» **Aim**
Wherever a line holds the word "TEXTILE", copy that line out.

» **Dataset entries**
[Begin]

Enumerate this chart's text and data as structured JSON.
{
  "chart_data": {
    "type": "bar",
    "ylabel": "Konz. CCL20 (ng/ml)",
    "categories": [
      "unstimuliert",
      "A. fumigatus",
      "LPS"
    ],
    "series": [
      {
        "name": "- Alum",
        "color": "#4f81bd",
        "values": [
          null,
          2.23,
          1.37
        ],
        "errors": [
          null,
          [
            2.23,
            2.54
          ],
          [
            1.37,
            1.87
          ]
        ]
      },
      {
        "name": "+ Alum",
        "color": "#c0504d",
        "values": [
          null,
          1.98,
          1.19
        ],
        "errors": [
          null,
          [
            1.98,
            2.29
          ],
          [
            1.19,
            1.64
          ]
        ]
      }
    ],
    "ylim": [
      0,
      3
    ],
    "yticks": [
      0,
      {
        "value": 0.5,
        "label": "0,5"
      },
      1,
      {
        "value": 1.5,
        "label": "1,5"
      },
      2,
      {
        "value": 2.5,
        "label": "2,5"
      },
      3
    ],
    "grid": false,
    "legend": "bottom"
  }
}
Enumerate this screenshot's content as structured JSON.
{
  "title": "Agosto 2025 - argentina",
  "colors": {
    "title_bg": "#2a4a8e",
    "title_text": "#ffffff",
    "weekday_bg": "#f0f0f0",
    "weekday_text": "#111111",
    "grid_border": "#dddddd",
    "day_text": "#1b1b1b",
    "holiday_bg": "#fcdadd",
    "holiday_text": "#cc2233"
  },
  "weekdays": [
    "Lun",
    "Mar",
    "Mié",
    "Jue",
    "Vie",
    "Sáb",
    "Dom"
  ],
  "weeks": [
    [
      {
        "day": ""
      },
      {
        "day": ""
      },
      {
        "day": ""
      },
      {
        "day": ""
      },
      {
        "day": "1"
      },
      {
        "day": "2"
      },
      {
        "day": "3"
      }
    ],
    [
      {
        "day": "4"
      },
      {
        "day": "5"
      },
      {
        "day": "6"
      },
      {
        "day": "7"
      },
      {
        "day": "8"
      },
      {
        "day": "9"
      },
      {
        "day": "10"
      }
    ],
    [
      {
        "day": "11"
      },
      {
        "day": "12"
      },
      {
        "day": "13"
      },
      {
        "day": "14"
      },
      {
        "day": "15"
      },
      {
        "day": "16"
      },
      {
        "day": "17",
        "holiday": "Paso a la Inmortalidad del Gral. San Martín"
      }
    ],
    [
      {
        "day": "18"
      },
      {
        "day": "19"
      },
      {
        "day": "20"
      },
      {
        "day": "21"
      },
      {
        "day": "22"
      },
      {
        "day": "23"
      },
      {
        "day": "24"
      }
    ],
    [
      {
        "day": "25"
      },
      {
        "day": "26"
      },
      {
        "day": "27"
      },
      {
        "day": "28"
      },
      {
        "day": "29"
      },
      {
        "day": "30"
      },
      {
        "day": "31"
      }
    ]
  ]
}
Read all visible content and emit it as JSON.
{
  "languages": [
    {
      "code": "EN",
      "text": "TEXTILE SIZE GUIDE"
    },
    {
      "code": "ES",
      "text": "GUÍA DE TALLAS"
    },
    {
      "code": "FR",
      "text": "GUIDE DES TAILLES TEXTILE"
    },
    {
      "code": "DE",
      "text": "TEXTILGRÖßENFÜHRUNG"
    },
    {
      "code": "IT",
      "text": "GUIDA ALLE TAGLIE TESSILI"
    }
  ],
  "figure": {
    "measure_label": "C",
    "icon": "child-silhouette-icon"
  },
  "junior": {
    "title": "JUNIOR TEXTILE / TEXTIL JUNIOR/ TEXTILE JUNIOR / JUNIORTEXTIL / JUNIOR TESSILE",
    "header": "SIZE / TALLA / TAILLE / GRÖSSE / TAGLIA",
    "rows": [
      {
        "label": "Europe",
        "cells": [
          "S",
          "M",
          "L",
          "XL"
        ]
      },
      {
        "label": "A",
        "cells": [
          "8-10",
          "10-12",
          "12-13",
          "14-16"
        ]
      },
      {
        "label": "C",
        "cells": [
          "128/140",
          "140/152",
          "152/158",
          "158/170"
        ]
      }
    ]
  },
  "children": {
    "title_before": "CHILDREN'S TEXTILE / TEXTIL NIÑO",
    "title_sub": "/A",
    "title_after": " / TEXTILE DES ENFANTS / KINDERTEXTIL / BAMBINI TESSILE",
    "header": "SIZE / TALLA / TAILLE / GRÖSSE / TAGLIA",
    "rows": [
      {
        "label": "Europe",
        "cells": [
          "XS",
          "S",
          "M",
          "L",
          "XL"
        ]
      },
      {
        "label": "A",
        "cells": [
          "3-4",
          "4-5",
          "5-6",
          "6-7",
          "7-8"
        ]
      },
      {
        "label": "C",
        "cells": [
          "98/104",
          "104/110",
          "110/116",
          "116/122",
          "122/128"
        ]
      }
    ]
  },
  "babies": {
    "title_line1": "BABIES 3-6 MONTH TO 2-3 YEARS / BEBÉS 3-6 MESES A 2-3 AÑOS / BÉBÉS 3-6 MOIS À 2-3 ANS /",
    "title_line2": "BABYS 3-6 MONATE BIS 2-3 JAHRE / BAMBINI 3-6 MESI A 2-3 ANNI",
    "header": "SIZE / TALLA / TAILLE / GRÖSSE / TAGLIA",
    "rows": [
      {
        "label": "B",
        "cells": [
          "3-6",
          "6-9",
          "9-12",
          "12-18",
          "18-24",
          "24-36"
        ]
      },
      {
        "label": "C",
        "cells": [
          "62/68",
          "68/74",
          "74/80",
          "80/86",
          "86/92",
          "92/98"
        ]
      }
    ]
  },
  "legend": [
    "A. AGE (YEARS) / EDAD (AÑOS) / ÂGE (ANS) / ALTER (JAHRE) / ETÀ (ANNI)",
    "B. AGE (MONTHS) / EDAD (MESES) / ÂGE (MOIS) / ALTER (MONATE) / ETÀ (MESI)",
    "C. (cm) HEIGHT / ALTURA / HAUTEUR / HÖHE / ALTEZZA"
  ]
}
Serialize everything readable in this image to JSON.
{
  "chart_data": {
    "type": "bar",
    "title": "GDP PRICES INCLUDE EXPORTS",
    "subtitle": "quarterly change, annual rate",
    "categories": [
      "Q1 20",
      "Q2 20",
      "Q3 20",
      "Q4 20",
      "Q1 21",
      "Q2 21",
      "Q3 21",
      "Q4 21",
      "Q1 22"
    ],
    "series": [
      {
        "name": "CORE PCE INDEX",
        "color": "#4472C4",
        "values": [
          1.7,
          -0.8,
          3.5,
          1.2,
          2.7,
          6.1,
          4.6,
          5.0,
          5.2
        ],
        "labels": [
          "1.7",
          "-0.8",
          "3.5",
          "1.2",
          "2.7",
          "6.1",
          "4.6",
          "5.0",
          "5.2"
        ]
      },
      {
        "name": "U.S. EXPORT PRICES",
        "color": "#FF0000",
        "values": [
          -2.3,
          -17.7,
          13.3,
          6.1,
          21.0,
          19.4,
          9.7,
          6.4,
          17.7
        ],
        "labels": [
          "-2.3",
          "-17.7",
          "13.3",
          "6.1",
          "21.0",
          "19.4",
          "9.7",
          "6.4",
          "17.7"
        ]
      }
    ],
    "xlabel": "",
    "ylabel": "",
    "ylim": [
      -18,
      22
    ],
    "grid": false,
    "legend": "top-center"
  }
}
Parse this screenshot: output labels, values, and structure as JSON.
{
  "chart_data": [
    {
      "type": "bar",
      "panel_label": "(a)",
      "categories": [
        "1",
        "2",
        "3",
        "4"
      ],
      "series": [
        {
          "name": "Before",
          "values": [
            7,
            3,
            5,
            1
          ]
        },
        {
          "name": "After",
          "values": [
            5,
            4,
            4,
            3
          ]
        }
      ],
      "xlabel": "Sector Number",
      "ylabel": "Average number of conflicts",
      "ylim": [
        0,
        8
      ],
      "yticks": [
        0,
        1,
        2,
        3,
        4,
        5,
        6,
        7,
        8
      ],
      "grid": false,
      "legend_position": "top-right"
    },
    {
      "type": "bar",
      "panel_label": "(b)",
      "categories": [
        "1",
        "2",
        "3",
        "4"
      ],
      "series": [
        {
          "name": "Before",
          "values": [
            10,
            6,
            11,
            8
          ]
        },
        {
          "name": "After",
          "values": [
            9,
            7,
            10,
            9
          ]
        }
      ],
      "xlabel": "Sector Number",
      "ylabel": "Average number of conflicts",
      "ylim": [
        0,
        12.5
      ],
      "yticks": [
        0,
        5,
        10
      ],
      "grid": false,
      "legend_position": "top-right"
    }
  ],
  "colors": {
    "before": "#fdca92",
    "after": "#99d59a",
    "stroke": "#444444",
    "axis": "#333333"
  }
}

[End]

» **Expected answer**
      "text": "TEXTILE SIZE GUIDE"
      "text": "GUIDE DES TAILLES TEXTILE"
    "title": "JUNIOR TEXTILE / TEXTIL JUNIOR/ TEXTILE JUNIOR / JUNIORTEXTIL / JUNIOR TESSILE",
    "title_before": "CHILDREN'S TEXTILE / TEXTIL NIÑO",
    "title_after": " / TEXTILE DES ENFANTS / KINDERTEXTIL / BAMBINI TESSILE",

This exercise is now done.